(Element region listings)
================
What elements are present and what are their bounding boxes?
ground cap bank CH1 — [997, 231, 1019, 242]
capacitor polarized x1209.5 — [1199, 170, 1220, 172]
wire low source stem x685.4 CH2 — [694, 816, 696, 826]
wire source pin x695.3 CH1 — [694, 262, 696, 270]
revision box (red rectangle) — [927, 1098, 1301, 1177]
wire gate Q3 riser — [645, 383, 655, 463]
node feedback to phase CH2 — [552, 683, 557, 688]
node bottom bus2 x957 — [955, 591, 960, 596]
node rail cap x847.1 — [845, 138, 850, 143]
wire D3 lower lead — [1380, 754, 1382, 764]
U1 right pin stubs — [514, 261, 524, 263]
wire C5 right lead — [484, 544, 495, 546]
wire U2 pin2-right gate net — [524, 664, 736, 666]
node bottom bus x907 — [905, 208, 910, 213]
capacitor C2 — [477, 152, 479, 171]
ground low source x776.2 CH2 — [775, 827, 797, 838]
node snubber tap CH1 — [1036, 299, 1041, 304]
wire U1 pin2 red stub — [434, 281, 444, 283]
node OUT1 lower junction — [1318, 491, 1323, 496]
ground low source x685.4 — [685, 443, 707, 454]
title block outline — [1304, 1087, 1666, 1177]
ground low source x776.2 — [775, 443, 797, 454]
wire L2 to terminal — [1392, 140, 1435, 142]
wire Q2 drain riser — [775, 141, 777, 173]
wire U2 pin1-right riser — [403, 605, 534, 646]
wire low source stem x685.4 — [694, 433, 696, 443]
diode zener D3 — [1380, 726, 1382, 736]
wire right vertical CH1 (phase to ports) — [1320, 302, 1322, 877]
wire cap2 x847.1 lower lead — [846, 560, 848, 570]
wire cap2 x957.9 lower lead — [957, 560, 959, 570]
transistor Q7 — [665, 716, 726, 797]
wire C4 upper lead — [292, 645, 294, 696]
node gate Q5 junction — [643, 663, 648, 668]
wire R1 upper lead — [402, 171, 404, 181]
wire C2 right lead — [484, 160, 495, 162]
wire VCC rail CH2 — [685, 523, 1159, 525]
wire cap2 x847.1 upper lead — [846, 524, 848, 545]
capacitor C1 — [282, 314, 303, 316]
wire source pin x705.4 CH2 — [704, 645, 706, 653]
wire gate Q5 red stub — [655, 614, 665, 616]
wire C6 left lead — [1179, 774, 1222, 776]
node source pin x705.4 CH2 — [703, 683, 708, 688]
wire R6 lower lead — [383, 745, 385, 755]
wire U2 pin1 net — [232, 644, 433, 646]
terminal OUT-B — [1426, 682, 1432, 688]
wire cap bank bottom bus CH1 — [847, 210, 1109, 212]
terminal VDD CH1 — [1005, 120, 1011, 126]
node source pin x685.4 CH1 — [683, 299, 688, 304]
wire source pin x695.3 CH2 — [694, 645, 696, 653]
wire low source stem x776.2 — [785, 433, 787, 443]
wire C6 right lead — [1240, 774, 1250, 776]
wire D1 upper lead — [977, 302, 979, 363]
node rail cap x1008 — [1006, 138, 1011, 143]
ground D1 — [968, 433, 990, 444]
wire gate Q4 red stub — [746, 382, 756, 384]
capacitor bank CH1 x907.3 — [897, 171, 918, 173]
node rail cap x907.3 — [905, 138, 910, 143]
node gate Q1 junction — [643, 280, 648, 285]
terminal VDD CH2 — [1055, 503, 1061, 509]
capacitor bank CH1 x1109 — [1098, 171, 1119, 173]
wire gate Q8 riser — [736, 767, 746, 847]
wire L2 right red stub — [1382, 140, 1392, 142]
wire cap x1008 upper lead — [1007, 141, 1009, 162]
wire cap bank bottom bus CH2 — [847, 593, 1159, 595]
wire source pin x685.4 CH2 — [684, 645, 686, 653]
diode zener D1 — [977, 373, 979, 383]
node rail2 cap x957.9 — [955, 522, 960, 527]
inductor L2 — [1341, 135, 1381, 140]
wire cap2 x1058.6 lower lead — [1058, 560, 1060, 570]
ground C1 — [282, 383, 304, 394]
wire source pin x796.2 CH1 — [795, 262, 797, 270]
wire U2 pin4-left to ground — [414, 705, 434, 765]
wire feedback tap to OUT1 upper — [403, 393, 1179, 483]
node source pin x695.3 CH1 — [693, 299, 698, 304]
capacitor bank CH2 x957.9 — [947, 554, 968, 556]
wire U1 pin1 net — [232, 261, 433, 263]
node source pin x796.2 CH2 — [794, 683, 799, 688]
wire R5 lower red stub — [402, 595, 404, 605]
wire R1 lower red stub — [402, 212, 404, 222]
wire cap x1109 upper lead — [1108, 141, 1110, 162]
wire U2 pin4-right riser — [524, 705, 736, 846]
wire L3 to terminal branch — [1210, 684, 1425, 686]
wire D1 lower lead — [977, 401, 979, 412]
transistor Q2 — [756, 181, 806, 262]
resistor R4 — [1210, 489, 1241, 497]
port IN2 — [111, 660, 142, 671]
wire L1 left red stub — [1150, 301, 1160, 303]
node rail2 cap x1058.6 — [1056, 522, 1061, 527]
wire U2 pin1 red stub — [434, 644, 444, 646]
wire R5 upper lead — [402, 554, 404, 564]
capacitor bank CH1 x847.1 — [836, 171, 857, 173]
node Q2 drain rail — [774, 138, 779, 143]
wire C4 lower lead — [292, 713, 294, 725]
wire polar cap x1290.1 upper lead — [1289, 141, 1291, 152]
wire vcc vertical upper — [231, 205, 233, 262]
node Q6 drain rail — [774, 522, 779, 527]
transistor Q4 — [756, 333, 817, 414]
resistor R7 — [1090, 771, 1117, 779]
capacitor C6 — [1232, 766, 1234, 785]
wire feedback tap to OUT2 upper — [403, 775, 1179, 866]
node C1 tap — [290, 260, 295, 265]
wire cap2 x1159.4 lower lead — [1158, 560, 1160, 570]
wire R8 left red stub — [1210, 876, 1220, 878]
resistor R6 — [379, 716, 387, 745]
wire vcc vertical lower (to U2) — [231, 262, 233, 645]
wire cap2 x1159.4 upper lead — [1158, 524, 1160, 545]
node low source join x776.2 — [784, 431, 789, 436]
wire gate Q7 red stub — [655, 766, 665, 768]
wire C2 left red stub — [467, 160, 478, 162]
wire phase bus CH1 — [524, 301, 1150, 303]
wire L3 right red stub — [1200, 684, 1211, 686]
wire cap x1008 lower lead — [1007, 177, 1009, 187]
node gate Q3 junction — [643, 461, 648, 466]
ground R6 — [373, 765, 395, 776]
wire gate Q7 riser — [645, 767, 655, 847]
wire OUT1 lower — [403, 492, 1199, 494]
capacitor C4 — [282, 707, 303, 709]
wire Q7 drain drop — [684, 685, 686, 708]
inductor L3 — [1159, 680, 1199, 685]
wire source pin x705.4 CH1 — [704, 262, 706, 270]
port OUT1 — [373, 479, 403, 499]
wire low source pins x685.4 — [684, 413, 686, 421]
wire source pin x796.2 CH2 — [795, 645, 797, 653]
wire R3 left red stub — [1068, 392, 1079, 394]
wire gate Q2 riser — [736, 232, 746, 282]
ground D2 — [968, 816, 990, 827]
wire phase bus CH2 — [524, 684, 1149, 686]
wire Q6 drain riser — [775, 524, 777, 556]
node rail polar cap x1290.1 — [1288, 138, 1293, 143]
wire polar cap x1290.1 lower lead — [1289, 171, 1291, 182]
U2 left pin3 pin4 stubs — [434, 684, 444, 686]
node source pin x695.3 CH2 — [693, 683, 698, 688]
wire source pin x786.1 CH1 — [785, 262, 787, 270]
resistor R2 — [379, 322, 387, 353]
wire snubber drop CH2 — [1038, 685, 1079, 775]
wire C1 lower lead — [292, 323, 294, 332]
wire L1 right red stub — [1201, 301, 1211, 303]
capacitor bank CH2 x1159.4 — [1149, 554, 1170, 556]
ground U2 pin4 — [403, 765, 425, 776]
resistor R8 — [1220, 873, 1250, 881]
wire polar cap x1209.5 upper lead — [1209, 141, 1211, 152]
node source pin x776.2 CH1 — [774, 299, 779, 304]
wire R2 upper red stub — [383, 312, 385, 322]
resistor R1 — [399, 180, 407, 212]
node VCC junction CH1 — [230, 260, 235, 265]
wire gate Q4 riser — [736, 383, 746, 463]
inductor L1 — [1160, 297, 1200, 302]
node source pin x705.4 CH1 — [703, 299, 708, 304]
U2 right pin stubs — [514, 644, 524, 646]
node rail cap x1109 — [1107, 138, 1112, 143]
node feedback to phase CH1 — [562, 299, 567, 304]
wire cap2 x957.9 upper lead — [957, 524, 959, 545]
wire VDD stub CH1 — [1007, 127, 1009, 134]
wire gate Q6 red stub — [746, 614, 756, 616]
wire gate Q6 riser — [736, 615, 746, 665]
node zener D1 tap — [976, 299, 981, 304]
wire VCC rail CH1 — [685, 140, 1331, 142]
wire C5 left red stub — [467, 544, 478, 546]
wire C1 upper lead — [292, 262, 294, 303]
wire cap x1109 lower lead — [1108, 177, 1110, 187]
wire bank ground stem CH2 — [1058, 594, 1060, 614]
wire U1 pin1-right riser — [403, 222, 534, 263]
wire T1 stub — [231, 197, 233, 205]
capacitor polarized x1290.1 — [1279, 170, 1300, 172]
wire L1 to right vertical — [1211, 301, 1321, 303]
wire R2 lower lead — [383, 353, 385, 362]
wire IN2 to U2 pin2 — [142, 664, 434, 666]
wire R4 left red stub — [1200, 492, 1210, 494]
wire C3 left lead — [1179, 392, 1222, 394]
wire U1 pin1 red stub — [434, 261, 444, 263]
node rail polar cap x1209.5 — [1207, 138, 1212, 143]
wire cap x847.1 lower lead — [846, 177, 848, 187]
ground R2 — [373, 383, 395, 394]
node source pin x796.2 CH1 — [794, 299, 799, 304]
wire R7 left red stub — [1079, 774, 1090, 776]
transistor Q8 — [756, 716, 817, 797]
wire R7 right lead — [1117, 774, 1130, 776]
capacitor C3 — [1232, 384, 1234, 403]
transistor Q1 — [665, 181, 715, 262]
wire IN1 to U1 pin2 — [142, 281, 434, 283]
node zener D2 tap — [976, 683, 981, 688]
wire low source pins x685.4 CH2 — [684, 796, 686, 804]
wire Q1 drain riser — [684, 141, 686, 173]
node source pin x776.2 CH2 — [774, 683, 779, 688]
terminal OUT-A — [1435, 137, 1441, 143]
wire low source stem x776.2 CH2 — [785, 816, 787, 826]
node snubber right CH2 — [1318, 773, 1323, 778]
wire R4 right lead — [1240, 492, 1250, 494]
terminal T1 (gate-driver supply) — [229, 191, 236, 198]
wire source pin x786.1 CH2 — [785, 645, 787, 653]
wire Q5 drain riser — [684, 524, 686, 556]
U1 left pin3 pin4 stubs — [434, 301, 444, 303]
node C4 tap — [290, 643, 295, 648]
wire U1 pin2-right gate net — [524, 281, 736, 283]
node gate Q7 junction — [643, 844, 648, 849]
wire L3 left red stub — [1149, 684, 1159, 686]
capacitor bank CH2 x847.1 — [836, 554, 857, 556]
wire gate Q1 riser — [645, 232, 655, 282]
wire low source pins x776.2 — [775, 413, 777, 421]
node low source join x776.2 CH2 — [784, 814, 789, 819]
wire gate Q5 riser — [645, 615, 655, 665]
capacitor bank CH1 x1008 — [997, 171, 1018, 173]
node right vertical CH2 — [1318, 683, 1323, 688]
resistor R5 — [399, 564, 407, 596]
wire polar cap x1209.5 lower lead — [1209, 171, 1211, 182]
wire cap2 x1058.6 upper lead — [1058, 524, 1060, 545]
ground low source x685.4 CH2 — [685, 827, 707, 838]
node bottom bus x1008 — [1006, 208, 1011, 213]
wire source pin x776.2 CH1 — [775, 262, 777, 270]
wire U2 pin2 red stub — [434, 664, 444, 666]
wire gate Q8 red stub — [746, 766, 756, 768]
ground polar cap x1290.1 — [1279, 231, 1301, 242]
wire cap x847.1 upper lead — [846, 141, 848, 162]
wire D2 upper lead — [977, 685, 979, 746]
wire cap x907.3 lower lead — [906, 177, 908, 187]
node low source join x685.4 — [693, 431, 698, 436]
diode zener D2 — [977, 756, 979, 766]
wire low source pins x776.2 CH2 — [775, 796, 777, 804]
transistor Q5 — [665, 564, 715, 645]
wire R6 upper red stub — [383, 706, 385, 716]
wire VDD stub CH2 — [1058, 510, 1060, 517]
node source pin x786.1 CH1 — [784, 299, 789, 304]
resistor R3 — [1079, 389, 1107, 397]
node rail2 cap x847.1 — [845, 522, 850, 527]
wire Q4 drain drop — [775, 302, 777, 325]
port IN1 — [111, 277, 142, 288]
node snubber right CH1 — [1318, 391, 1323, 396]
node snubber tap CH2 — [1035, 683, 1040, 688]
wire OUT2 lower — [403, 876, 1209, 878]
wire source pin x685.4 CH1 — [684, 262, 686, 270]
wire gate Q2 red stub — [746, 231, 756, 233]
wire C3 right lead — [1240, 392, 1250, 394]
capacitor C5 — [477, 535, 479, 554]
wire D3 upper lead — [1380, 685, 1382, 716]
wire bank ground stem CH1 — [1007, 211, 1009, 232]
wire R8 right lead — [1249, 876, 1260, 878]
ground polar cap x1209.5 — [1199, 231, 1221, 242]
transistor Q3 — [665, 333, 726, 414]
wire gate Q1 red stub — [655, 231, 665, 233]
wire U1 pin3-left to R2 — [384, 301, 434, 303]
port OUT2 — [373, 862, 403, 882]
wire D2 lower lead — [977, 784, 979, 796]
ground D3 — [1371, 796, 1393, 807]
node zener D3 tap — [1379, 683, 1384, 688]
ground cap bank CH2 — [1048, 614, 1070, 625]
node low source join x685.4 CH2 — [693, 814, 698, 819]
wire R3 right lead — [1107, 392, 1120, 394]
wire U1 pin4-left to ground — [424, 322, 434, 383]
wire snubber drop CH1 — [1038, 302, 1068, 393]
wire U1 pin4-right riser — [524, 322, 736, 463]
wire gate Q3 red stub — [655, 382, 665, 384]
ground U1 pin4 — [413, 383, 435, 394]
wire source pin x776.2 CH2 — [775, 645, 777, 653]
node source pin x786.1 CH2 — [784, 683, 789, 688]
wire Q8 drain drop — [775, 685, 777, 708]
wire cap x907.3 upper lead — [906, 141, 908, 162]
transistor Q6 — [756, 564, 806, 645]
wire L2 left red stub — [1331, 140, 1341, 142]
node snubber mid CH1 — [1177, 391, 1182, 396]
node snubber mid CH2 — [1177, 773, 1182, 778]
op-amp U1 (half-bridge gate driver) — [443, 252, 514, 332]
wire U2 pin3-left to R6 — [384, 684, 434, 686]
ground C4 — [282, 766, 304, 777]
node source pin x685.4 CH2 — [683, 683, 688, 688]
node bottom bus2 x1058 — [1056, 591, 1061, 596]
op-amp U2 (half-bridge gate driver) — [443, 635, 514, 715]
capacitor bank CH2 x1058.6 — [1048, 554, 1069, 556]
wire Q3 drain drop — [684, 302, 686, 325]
================
* CHALLENGE *
Collect every line in the items above that contains the string "vertical".

* THE REPLY *
wire right vertical CH1 (phase to ports) — [1320, 302, 1322, 877]
wire vcc vertical upper — [231, 205, 233, 262]
wire vcc vertical lower (to U2) — [231, 262, 233, 645]
wire L1 to right vertical — [1211, 301, 1321, 303]
node right vertical CH2 — [1318, 683, 1323, 688]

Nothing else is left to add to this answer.